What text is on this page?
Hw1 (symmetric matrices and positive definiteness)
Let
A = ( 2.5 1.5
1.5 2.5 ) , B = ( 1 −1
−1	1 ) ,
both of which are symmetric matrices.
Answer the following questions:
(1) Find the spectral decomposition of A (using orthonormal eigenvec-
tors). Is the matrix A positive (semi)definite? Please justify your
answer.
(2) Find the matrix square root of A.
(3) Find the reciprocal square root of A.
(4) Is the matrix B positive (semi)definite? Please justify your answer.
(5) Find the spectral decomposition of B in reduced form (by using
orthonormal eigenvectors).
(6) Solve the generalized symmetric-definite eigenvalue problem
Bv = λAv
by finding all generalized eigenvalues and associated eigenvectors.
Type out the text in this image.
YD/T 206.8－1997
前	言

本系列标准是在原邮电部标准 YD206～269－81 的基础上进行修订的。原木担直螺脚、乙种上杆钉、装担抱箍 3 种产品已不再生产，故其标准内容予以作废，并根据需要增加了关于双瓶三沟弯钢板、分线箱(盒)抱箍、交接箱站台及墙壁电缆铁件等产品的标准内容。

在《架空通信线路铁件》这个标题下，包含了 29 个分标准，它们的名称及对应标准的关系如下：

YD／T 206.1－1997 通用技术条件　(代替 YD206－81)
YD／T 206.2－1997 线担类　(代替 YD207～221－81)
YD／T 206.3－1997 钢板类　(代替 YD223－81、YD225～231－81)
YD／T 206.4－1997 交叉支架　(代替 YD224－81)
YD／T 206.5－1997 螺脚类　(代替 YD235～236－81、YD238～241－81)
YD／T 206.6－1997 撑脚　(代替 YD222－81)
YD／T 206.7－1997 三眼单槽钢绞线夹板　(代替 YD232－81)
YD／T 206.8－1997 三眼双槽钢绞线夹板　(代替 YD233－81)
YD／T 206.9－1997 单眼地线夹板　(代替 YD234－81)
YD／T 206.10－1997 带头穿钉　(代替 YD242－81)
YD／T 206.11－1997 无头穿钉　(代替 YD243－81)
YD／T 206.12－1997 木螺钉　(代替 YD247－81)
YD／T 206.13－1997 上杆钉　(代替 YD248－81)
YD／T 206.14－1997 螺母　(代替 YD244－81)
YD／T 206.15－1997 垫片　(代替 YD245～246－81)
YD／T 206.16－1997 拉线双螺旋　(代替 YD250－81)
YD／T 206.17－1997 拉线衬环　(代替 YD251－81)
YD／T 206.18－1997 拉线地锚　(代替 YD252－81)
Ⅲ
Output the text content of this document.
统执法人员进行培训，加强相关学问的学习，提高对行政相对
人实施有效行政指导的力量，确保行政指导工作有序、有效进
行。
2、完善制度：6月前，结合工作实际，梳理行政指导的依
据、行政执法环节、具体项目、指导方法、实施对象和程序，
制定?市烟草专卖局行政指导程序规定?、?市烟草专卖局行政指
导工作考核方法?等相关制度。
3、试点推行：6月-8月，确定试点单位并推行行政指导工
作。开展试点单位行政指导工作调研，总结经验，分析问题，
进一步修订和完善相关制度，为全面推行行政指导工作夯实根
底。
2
◇ ◇ ◇ ◇ ◇
→ Required task:
Type the whole listing again, unaltered.

→ Expected answer:
What text is on this page?
Hw1 (symmetric matrices and positive definiteness)
Let
A = ( 2.5 1.5
1.5 2.5 ) , B = ( 1 −1
−1	1 ) ,
both of which are symmetric matrices.
Answer the following questions:
(1) Find the spectral decomposition of A (using orthonormal eigenvec-
tors). Is the matrix A positive (semi)definite? Please justify your
answer.
(2) Find the matrix square root of A.
(3) Find the reciprocal square root of A.
(4) Is the matrix B positive (semi)definite? Please justify your answer.
(5) Find the spectral decomposition of B in reduced form (by using
orthonormal eigenvectors).
(6) Solve the generalized symmetric-definite eigenvalue problem
Bv = λAv
by finding all generalized eigenvalues and associated eigenvectors.
Type out the text in this image.
YD/T 206.8－1997
前	言

本系列标准是在原邮电部标准 YD206～269－81 的基础上进行修订的。原木担直螺脚、乙种上杆钉、装担抱箍 3 种产品已不再生产，故其标准内容予以作废，并根据需要增加了关于双瓶三沟弯钢板、分线箱(盒)抱箍、交接箱站台及墙壁电缆铁件等产品的标准内容。

在《架空通信线路铁件》这个标题下，包含了 29 个分标准，它们的名称及对应标准的关系如下：

YD／T 206.1－1997 通用技术条件　(代替 YD206－81)
YD／T 206.2－1997 线担类　(代替 YD207～221－81)
YD／T 206.3－1997 钢板类　(代替 YD223－81、YD225～231－81)
YD／T 206.4－1997 交叉支架　(代替 YD224－81)
YD／T 206.5－1997 螺脚类　(代替 YD235～236－81、YD238～241－81)
YD／T 206.6－1997 撑脚　(代替 YD222－81)
YD／T 206.7－1997 三眼单槽钢绞线夹板　(代替 YD232－81)
YD／T 206.8－1997 三眼双槽钢绞线夹板　(代替 YD233－81)
YD／T 206.9－1997 单眼地线夹板　(代替 YD234－81)
YD／T 206.10－1997 带头穿钉　(代替 YD242－81)
YD／T 206.11－1997 无头穿钉　(代替 YD243－81)
YD／T 206.12－1997 木螺钉　(代替 YD247－81)
YD／T 206.13－1997 上杆钉　(代替 YD248－81)
YD／T 206.14－1997 螺母　(代替 YD244－81)
YD／T 206.15－1997 垫片　(代替 YD245～246－81)
YD／T 206.16－1997 拉线双螺旋　(代替 YD250－81)
YD／T 206.17－1997 拉线衬环　(代替 YD251－81)
YD／T 206.18－1997 拉线地锚　(代替 YD252－81)
Ⅲ
Output the text content of this document.
统执法人员进行培训，加强相关学问的学习，提高对行政相对
人实施有效行政指导的力量，确保行政指导工作有序、有效进
行。
2、完善制度：6月前，结合工作实际，梳理行政指导的依
据、行政执法环节、具体项目、指导方法、实施对象和程序，
制定?市烟草专卖局行政指导程序规定?、?市烟草专卖局行政指
导工作考核方法?等相关制度。
3、试点推行：6月-8月，确定试点单位并推行行政指导工
作。开展试点单位行政指导工作调研，总结经验，分析问题，
进一步修订和完善相关制度，为全面推行行政指导工作夯实根
底。
2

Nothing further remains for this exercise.